REQUEST: The records below must be transcribed exactly. Do not include the pictures.

RECORDS SHOWN:
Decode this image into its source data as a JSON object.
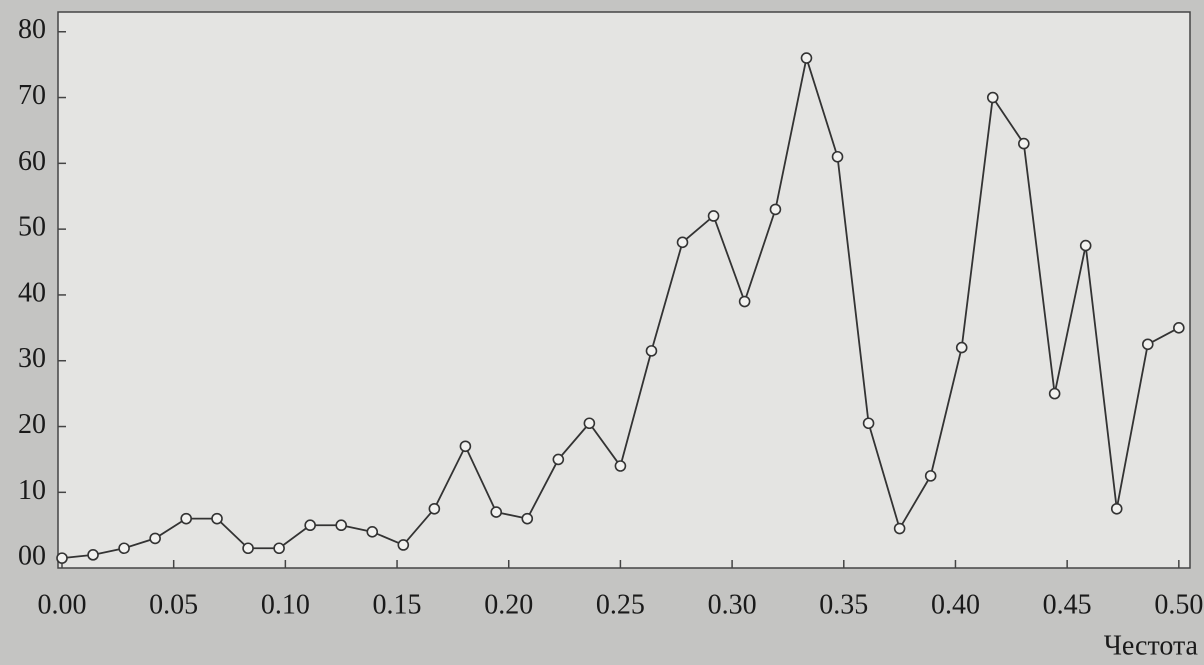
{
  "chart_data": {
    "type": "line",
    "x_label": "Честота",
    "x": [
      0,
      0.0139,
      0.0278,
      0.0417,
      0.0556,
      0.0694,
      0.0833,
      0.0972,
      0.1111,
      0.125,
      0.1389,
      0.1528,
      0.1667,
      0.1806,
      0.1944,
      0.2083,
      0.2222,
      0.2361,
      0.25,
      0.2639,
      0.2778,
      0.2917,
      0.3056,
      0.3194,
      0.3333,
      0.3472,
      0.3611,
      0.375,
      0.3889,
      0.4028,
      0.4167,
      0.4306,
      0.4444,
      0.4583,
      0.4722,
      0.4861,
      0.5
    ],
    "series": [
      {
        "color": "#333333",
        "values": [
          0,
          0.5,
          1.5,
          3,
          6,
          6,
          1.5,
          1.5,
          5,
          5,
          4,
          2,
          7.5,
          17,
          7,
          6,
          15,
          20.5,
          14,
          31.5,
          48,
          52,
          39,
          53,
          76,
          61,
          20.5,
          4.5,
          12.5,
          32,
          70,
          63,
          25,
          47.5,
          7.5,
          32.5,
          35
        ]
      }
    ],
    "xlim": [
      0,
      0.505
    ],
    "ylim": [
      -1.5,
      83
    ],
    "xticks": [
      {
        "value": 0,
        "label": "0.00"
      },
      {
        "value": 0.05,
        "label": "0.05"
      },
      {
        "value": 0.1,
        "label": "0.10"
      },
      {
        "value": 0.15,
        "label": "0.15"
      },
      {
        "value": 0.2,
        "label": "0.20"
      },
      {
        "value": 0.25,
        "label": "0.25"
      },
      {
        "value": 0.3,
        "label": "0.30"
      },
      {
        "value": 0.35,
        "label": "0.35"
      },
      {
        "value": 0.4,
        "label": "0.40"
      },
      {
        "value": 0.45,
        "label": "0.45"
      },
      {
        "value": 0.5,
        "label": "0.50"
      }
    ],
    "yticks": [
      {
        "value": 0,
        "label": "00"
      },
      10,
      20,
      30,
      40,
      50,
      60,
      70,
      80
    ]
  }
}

RESPONSE TO THE EXERCISE:
Decode this image into its source data as a JSON object.
{
  "chart_data": {
    "type": "line",
    "x_label": "Честота",
    "x": [
      0,
      0.0139,
      0.0278,
      0.0417,
      0.0556,
      0.0694,
      0.0833,
      0.0972,
      0.1111,
      0.125,
      0.1389,
      0.1528,
      0.1667,
      0.1806,
      0.1944,
      0.2083,
      0.2222,
      0.2361,
      0.25,
      0.2639,
      0.2778,
      0.2917,
      0.3056,
      0.3194,
      0.3333,
      0.3472,
      0.3611,
      0.375,
      0.3889,
      0.4028,
      0.4167,
      0.4306,
      0.4444,
      0.4583,
      0.4722,
      0.4861,
      0.5
    ],
    "series": [
      {
        "color": "#333333",
        "values": [
          0,
          0.5,
          1.5,
          3,
          6,
          6,
          1.5,
          1.5,
          5,
          5,
          4,
          2,
          7.5,
          17,
          7,
          6,
          15,
          20.5,
          14,
          31.5,
          48,
          52,
          39,
          53,
          76,
          61,
          20.5,
          4.5,
          12.5,
          32,
          70,
          63,
          25,
          47.5,
          7.5,
          32.5,
          35
        ]
      }
    ],
    "xlim": [
      0,
      0.505
    ],
    "ylim": [
      -1.5,
      83
    ],
    "xticks": [
      {
        "value": 0,
        "label": "0.00"
      },
      {
        "value": 0.05,
        "label": "0.05"
      },
      {
        "value": 0.1,
        "label": "0.10"
      },
      {
        "value": 0.15,
        "label": "0.15"
      },
      {
        "value": 0.2,
        "label": "0.20"
      },
      {
        "value": 0.25,
        "label": "0.25"
      },
      {
        "value": 0.3,
        "label": "0.30"
      },
      {
        "value": 0.35,
        "label": "0.35"
      },
      {
        "value": 0.4,
        "label": "0.40"
      },
      {
        "value": 0.45,
        "label": "0.45"
      },
      {
        "value": 0.5,
        "label": "0.50"
      }
    ],
    "yticks": [
      {
        "value": 0,
        "label": "00"
      },
      10,
      20,
      30,
      40,
      50,
      60,
      70,
      80
    ]
  }
}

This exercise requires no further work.